- _WHAT YOU WILL DO_
Resume the journal entry about coming home for winter break and looking back on a disappointing semester, picking up right after its last sentence.

- _SUPPLIED TEXT_
-------

Dec 19, 2006 03:43
huh, so i'm home, and it will never cease to amaze me how very weird it is. the weirdest part is that it's not really weird; it feels like i've been here all along, but then i remember stuff that transpired at school and the general fact that school exists and then it seems very weird to be back here, especially considering that this house will be sold next spring, so this could be the last time i am here, but more likely means i will spend my summer break helping pack everything up and then will be somewhere else for next winterbreak. damn. had to end the sentence. i was going to try for one long run-on of doom.
i rediscovered that I hate flying across the country. i am so driving with Sammie again next summer. really not looking forward to flying back to school at the end of break.
well, this semester was quite a disappointment
my room at Scripps turned out to be notsobad, though smaller than rumored, but also turned out that my lazyass friends did not feel like putting in any effort come visit me (and i don't want to hear that you can't get into the dorm; there's a tree and a phone, either of which can gain you access if used properly and it's really not that hard, and besides, Scrippsies will let just about anyone into the dorms: if you're a girl, they assume you're one of them; if you're a guy, they just can't say no)
because no one would come visit me, I spent almost no time in my room, which wasn't so bad except that I felt rather homeless and got lazy such that i didn't really bother to find people because well what if there was no one around and then what? wander back to my room to sit there by myself?
this lead to me spending more time with a certain person than i would have liked. not that i do not love certain person dearly, but sometimes amount of time spent with certain person lead me to resent certain person, when really i should have been grateful to certain person because certain person was pretty much the only person reliable enough to keep me from becoming depressingly lonely.
and the one good thing from the end of last semester kind of up and disappeared as if it never existed.
and at least three amazing people left because Mudd destroys souls
I also feel like i got absolutely no where in the "becoming at least somewhat decent at dance, you know, like where i was before i came to this blasted school" department. ballet did not happen, and i pretty much sucked at stretching/running/staying in shape. my pointe shoes saw the light of day once (well, technically it wasn't day). and after being pretty much shoved into choreographing for the fall concert, my solo was subpar at best.
two words: big. stems.
and then once i dropped that shit, i still managed to fuck everything up at the end of the semester like only i can. whatever. time to move past it. i've gotten to be a pro at moving past shit. well, sort of. that kind of shit anyway.

-------

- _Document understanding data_
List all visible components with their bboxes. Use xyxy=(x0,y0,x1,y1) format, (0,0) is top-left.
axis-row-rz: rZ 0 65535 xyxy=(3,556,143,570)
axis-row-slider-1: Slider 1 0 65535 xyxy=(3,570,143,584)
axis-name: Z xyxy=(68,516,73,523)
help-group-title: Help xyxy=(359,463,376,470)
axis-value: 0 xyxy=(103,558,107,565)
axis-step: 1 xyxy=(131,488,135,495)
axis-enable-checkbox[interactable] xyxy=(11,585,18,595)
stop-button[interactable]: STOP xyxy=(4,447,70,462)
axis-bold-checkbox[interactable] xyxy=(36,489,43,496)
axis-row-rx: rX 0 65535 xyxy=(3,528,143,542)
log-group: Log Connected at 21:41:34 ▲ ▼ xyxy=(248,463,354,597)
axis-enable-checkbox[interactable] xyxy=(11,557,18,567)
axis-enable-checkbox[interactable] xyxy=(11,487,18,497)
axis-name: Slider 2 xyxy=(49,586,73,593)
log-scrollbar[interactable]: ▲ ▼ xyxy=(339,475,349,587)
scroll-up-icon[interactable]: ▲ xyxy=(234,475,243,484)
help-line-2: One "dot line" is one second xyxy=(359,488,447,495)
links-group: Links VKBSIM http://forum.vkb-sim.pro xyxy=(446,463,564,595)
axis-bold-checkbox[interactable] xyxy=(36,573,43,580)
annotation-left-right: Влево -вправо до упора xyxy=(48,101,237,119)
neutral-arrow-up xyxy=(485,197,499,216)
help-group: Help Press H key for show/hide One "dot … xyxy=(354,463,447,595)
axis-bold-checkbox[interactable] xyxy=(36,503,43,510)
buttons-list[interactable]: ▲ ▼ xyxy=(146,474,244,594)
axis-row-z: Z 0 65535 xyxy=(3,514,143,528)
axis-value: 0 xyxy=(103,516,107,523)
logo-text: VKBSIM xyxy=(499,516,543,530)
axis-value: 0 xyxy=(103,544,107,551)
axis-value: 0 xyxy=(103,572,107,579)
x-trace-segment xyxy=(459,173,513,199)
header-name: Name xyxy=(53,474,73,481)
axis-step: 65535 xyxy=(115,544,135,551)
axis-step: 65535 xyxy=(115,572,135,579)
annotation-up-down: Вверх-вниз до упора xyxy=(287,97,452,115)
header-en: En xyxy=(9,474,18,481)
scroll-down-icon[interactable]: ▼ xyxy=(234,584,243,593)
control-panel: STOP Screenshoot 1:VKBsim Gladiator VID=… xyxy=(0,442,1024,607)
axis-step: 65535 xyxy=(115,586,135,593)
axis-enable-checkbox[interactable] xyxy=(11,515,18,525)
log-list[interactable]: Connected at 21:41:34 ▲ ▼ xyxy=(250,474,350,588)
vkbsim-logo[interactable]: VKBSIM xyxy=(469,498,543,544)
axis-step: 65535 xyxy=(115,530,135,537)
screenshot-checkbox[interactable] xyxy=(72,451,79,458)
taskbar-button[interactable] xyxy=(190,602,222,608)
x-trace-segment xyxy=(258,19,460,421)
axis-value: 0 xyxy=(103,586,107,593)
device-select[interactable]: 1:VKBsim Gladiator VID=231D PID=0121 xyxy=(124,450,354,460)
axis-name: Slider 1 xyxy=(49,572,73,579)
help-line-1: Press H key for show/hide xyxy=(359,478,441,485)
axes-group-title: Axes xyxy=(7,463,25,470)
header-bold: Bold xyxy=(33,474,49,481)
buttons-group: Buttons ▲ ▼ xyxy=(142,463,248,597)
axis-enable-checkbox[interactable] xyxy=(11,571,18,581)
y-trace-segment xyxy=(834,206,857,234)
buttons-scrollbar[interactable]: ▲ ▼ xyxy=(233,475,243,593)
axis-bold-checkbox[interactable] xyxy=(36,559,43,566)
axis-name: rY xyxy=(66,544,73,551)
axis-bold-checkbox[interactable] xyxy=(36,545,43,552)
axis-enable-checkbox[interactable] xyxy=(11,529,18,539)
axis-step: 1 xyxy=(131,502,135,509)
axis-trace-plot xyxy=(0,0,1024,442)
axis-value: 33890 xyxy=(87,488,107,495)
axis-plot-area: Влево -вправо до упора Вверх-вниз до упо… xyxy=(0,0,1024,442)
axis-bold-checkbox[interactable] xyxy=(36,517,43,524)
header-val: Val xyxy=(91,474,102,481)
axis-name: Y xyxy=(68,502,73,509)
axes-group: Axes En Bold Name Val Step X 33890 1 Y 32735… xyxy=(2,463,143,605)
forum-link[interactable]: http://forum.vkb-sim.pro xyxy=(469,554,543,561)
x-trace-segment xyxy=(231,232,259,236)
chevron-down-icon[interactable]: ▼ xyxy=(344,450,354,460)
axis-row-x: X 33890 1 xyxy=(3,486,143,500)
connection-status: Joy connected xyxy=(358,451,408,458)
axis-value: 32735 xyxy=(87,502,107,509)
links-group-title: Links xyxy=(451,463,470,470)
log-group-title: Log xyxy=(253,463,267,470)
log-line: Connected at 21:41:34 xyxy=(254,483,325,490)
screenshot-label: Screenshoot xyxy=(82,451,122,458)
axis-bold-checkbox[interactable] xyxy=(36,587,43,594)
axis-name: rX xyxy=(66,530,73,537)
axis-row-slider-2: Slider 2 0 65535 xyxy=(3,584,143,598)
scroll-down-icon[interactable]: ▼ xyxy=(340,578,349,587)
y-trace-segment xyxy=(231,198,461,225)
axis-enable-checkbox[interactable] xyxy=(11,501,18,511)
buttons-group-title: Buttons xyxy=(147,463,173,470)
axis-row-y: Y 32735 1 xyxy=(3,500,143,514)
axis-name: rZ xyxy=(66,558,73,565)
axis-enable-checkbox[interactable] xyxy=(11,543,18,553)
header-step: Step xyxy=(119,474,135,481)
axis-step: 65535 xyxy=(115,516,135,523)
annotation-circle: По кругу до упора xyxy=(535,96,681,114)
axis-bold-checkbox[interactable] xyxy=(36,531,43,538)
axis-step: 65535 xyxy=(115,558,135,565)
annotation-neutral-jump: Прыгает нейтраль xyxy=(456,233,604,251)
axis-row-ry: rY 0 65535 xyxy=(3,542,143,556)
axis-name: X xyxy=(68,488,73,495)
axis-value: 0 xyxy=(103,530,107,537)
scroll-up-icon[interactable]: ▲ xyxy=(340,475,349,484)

-------

- _OUTPUT_
also turns out i have grown extraordinarily weak in the past 2.5 years. the New Englander in me is very ashamed of this, and wonders what the fuck is my problem. I blame California, but the New Englander counters with "you should not be beaten by California, you weak-ass bitch! shape the fuck up, and get the fuck over it"
my 21st birthday: (Friday before birthday) pretty awesome start to weekend followed by realisation that i've had two best friends in my life (as in "best" friend, one of them, not that groups of awesome bestfriends don't rock, but you know that one friend that doesn't even fit into any group of friends, but just is) and one of those best friends is now dead and the other i have managed to destroy slash mess up to the point I really don't think we can be the kind of friends i think we should be.
anyway, this realisation and my expressing it to said still-living best friend, plunged me into abject misery that was still going very strong when my birthday rolled around. so, i was miserable and kicking myself for fucking up my 21st birthday. and my misery was compounded by continually thinking about how i would have no awesome 21st stories to tell and would have no way of explaining why my 21st sucked so much without sounding like a giant moron.
and then the Patriots lost. and then i received a reminder about why it sometimes sucks to be female.
and then i got sick. sore throat, fever, dizzyness, cough, the whole shebang. ironically, this was the best thing that had happened to me all weekend, because now i can say that my 21st birthday sucked because i got sick.
but then i was sick for a month.
also, brilliant plans for breaks did not happen because i am hlame, and California seems to be anti-adventure.
and i didn't make the ballroom team because ChrisWitt is a poop. and will not be in Pomona dance concert that i know of because the dance department is fucking poor because Pomona College is fucking cheap.
and my knee kept being bitchy.
and i didn't hang out with a bunch of people as much as i should have.
and the poker in the new James Bond movie is fairly awful.